• **WHAT THIS TASK INVOLVES**
Which lines hold the word "hinzufügen"? Show each of them.

• **LISTED RECORDS**
--- begin ---

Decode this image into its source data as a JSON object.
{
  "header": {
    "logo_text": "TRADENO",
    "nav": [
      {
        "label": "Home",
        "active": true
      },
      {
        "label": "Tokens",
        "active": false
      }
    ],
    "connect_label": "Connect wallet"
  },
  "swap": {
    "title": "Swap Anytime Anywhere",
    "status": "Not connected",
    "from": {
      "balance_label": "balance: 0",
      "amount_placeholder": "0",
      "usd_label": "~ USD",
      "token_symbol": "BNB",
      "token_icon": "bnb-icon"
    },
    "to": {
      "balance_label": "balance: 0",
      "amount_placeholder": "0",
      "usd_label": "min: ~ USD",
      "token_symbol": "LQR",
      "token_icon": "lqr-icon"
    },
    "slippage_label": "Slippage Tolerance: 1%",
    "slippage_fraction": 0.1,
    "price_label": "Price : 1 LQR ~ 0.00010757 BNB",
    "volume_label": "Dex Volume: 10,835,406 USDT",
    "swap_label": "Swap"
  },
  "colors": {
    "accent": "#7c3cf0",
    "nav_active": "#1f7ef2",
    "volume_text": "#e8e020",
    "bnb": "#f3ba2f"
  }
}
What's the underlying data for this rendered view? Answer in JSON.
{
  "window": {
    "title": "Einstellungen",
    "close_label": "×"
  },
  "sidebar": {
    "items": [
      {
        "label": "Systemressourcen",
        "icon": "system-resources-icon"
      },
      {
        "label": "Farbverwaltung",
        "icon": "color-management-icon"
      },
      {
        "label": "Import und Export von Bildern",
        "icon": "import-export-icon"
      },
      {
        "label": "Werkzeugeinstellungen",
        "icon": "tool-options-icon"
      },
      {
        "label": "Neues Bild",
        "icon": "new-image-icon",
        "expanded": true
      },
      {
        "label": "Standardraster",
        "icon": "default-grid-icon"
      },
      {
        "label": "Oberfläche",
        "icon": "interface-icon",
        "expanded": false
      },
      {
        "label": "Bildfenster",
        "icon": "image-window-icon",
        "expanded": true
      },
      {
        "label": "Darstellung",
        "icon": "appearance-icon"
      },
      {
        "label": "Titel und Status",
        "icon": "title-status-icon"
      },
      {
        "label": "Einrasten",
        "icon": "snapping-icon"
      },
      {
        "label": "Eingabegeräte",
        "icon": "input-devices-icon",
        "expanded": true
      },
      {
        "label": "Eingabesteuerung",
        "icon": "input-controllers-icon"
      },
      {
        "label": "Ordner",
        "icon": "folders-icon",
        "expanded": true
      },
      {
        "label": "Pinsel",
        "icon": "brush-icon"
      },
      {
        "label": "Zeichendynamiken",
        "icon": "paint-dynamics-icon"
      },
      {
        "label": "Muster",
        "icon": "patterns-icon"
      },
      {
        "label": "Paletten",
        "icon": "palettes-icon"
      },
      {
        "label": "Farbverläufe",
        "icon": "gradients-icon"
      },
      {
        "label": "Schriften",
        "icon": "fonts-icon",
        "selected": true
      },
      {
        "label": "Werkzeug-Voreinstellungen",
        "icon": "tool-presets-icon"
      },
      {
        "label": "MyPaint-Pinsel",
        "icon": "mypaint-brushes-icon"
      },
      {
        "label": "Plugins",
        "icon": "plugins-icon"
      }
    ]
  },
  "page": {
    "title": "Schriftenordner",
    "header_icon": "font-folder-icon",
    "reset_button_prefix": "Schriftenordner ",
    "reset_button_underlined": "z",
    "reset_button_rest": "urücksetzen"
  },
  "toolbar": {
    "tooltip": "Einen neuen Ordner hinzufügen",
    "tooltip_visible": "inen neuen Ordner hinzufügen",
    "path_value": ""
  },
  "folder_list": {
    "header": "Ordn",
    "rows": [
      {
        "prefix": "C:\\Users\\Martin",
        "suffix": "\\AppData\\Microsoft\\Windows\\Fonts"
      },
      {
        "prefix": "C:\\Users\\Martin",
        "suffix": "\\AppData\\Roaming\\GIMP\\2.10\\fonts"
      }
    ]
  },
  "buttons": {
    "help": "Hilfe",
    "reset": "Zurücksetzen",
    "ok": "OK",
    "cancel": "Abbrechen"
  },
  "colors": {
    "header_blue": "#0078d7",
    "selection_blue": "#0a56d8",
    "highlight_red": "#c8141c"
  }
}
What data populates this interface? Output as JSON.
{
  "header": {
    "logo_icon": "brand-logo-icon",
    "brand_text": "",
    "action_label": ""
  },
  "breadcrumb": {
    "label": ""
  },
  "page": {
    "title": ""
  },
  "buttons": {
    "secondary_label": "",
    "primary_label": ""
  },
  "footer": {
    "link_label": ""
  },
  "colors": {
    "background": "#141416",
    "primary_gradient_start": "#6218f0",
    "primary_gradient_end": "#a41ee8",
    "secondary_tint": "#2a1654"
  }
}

--- end ---

• **TASK RESULT**
    "tooltip": "Einen neuen Ordner hinzufügen",
    "tooltip_visible": "inen neuen Ordner hinzufügen",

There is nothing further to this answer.